In the records that follow, show each line where the word "SDTVAR" is present.

*Records shown*.
--*--

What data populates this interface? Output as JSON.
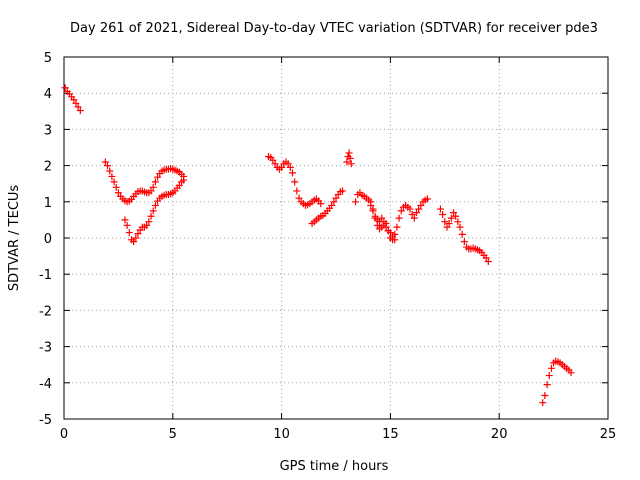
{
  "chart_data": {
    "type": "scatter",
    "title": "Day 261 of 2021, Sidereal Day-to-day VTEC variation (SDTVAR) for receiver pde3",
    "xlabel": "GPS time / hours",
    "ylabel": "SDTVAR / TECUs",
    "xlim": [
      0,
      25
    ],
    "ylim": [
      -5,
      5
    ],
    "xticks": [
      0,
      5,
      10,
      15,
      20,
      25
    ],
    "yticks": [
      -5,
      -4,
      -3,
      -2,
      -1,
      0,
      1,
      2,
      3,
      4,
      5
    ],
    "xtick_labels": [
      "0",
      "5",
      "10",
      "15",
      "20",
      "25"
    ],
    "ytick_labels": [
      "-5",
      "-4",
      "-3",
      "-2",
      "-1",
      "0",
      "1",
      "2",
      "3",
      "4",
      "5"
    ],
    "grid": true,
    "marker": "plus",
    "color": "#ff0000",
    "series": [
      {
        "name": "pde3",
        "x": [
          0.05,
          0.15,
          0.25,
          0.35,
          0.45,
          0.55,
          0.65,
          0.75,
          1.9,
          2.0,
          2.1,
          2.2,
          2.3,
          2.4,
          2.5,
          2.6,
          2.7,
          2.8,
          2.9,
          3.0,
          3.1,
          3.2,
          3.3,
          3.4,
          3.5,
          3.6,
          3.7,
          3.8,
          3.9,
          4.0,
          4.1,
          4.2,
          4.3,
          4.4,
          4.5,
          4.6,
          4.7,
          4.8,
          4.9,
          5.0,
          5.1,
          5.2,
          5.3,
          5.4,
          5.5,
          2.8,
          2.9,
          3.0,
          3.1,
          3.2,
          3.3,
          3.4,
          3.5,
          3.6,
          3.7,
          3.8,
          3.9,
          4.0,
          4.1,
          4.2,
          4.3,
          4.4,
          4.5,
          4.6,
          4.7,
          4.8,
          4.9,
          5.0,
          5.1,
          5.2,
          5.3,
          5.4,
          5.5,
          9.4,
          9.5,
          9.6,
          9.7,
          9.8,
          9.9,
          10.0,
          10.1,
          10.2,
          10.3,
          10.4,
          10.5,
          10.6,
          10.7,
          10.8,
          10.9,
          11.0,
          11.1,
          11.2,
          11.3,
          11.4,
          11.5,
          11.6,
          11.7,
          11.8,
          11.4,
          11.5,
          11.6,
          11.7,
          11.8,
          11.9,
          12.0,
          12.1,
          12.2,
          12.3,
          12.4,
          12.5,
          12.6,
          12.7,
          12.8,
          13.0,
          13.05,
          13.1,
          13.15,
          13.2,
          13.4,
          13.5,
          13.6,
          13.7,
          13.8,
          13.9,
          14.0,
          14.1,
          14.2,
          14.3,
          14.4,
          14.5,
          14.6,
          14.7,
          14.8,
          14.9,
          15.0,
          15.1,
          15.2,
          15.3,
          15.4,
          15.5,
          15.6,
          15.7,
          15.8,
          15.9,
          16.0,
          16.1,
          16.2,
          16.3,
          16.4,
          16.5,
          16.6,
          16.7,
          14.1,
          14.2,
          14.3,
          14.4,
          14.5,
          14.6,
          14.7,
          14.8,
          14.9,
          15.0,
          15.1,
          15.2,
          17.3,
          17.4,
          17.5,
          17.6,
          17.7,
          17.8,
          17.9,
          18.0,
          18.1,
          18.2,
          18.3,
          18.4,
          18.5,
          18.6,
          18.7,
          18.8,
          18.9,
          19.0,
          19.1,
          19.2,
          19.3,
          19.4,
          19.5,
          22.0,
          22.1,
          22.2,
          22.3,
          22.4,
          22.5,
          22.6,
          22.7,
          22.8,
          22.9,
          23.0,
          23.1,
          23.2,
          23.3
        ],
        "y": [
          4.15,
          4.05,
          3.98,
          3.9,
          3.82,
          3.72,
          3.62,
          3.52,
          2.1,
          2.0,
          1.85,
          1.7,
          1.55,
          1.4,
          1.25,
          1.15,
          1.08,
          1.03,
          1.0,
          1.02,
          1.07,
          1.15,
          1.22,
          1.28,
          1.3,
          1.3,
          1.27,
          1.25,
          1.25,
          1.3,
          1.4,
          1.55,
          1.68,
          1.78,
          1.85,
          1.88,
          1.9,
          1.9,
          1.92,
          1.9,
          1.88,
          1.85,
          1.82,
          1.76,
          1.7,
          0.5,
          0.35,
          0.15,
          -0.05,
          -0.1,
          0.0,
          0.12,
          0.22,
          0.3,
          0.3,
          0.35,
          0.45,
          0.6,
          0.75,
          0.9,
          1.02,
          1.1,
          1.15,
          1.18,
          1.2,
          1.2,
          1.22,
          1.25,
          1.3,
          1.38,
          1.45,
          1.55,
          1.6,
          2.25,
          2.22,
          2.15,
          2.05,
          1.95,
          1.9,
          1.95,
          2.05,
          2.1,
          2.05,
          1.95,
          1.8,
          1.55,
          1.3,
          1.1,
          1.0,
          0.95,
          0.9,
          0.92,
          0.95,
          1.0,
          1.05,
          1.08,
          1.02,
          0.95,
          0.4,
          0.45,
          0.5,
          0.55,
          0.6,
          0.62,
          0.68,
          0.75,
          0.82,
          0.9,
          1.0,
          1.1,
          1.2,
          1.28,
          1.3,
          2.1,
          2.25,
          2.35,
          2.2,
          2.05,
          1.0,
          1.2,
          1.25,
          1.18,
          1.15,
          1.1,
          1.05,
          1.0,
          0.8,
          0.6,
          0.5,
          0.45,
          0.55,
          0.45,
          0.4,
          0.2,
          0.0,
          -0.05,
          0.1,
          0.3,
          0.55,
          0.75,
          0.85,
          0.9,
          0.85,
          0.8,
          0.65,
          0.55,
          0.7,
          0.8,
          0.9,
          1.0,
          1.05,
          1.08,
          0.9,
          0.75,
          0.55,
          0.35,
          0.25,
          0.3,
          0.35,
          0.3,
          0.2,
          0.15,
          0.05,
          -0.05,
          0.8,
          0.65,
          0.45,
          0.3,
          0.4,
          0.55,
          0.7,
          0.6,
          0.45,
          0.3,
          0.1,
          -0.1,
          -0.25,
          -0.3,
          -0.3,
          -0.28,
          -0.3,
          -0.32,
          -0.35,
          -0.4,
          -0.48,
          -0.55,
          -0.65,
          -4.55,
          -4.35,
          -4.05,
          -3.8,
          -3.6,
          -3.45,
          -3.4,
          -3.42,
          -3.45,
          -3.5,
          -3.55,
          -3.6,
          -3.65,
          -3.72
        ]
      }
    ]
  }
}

--*--

*Answer for this exercise*.
    "title": "Day 261 of 2021, Sidereal Day-to-day VTEC variation (SDTVAR) for receiver pde3",
    "ylabel": "SDTVAR / TECUs",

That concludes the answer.